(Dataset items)
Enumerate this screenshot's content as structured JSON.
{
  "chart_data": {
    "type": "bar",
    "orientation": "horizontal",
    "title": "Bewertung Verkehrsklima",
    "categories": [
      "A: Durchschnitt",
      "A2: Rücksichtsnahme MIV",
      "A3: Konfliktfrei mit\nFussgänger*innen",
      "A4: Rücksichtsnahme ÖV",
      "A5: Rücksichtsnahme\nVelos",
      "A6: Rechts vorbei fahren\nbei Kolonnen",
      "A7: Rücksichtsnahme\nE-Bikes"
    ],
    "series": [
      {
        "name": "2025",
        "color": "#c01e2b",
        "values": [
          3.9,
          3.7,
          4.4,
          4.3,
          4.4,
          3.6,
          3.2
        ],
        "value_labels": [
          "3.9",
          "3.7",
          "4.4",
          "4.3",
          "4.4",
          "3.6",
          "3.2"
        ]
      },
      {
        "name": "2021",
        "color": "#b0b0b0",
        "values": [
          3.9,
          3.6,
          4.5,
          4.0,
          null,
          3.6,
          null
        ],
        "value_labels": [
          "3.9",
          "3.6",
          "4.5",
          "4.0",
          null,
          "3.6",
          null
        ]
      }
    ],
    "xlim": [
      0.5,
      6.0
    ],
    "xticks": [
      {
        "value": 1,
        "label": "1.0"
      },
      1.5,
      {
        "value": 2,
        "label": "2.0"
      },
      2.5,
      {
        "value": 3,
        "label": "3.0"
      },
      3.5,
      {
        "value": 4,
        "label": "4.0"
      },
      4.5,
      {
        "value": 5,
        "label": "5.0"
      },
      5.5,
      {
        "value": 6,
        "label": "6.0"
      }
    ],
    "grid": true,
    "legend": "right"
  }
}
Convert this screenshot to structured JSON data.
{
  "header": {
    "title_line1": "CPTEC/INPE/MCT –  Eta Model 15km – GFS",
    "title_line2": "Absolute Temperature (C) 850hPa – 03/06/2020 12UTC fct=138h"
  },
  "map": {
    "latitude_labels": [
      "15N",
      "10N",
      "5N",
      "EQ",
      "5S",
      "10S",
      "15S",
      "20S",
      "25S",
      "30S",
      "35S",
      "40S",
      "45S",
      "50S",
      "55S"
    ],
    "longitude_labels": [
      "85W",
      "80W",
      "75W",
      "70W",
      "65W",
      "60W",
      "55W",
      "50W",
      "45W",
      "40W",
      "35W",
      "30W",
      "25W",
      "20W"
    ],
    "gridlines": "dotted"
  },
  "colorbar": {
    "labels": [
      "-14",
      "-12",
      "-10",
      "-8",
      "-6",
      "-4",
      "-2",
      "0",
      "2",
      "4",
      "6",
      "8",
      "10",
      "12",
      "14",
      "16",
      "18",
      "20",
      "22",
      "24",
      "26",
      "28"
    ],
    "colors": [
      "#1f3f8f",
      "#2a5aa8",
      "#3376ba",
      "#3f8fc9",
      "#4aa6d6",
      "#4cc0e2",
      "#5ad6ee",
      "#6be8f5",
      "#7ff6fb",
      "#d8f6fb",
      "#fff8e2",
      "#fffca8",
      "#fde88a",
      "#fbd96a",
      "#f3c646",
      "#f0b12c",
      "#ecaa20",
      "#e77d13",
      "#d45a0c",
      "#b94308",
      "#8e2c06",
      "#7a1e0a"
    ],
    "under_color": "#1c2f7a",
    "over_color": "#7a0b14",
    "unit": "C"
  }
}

TASK PROMPT>
Print all of the entries exactly as they appear.

THE REPLY>
Enumerate this screenshot's content as structured JSON.
{
  "chart_data": {
    "type": "bar",
    "orientation": "horizontal",
    "title": "Bewertung Verkehrsklima",
    "categories": [
      "A: Durchschnitt",
      "A2: Rücksichtsnahme MIV",
      "A3: Konfliktfrei mit\nFussgänger*innen",
      "A4: Rücksichtsnahme ÖV",
      "A5: Rücksichtsnahme\nVelos",
      "A6: Rechts vorbei fahren\nbei Kolonnen",
      "A7: Rücksichtsnahme\nE-Bikes"
    ],
    "series": [
      {
        "name": "2025",
        "color": "#c01e2b",
        "values": [
          3.9,
          3.7,
          4.4,
          4.3,
          4.4,
          3.6,
          3.2
        ],
        "value_labels": [
          "3.9",
          "3.7",
          "4.4",
          "4.3",
          "4.4",
          "3.6",
          "3.2"
        ]
      },
      {
        "name": "2021",
        "color": "#b0b0b0",
        "values": [
          3.9,
          3.6,
          4.5,
          4.0,
          null,
          3.6,
          null
        ],
        "value_labels": [
          "3.9",
          "3.6",
          "4.5",
          "4.0",
          null,
          "3.6",
          null
        ]
      }
    ],
    "xlim": [
      0.5,
      6.0
    ],
    "xticks": [
      {
        "value": 1,
        "label": "1.0"
      },
      1.5,
      {
        "value": 2,
        "label": "2.0"
      },
      2.5,
      {
        "value": 3,
        "label": "3.0"
      },
      3.5,
      {
        "value": 4,
        "label": "4.0"
      },
      4.5,
      {
        "value": 5,
        "label": "5.0"
      },
      5.5,
      {
        "value": 6,
        "label": "6.0"
      }
    ],
    "grid": true,
    "legend": "right"
  }
}
Convert this screenshot to structured JSON data.
{
  "header": {
    "title_line1": "CPTEC/INPE/MCT –  Eta Model 15km – GFS",
    "title_line2": "Absolute Temperature (C) 850hPa – 03/06/2020 12UTC fct=138h"
  },
  "map": {
    "latitude_labels": [
      "15N",
      "10N",
      "5N",
      "EQ",
      "5S",
      "10S",
      "15S",
      "20S",
      "25S",
      "30S",
      "35S",
      "40S",
      "45S",
      "50S",
      "55S"
    ],
    "longitude_labels": [
      "85W",
      "80W",
      "75W",
      "70W",
      "65W",
      "60W",
      "55W",
      "50W",
      "45W",
      "40W",
      "35W",
      "30W",
      "25W",
      "20W"
    ],
    "gridlines": "dotted"
  },
  "colorbar": {
    "labels": [
      "-14",
      "-12",
      "-10",
      "-8",
      "-6",
      "-4",
      "-2",
      "0",
      "2",
      "4",
      "6",
      "8",
      "10",
      "12",
      "14",
      "16",
      "18",
      "20",
      "22",
      "24",
      "26",
      "28"
    ],
    "colors": [
      "#1f3f8f",
      "#2a5aa8",
      "#3376ba",
      "#3f8fc9",
      "#4aa6d6",
      "#4cc0e2",
      "#5ad6ee",
      "#6be8f5",
      "#7ff6fb",
      "#d8f6fb",
      "#fff8e2",
      "#fffca8",
      "#fde88a",
      "#fbd96a",
      "#f3c646",
      "#f0b12c",
      "#ecaa20",
      "#e77d13",
      "#d45a0c",
      "#b94308",
      "#8e2c06",
      "#7a1e0a"
    ],
    "under_color": "#1c2f7a",
    "over_color": "#7a0b14",
    "unit": "C"
  }
}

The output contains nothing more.